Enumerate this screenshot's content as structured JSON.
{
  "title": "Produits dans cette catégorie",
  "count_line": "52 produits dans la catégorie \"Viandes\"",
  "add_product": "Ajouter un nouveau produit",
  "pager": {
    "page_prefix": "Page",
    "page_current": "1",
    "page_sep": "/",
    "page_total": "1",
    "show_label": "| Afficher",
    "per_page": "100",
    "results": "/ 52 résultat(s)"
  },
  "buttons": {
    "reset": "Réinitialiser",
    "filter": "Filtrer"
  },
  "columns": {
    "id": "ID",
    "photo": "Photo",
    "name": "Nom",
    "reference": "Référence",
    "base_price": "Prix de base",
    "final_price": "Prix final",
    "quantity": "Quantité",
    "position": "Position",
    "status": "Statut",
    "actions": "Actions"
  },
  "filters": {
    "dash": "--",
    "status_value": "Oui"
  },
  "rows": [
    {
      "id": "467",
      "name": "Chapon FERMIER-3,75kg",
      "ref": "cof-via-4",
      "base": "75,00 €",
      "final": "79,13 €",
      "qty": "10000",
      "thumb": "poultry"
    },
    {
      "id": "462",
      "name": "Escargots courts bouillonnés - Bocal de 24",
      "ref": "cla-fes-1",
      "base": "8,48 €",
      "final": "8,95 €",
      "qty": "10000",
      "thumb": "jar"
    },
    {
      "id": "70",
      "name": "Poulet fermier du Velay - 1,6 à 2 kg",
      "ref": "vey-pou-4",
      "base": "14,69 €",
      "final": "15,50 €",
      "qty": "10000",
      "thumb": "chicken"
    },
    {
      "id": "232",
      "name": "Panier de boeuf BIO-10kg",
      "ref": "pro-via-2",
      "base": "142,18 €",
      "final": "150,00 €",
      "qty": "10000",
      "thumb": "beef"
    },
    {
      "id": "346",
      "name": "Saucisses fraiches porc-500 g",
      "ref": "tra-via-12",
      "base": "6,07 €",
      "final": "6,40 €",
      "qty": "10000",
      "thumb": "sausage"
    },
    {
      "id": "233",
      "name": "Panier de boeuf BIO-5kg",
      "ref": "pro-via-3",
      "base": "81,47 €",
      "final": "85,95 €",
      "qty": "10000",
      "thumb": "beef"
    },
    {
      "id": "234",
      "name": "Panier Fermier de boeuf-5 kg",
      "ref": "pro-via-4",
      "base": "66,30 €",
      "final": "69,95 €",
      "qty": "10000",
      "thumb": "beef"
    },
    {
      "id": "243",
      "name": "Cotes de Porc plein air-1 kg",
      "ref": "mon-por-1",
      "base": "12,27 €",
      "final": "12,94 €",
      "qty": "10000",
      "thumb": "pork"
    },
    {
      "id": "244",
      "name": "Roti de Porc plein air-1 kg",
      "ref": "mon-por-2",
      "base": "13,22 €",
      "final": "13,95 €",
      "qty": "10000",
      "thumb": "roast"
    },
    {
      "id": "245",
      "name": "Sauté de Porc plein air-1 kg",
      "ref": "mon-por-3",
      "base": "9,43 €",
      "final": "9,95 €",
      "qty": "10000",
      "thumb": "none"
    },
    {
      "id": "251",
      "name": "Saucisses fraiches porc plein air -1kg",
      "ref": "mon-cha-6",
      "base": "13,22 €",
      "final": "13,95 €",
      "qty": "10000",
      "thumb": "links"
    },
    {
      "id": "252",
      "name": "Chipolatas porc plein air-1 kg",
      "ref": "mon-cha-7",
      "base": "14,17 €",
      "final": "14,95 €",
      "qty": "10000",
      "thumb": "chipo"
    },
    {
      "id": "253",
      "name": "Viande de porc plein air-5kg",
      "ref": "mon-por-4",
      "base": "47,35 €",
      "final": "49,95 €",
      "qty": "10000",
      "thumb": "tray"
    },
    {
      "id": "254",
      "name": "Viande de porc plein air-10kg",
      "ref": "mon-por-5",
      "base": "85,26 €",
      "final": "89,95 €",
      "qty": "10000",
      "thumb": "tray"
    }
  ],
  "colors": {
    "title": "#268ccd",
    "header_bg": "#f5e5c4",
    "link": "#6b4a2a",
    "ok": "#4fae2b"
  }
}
· · · · ·
* **What to produce**: Track down all lines above with the string "catégorie" and copy them.

* **Output of the exercise**:
  "title": "Produits dans cette catégorie",
  "count_line": "52 produits dans la catégorie \"Viandes\"",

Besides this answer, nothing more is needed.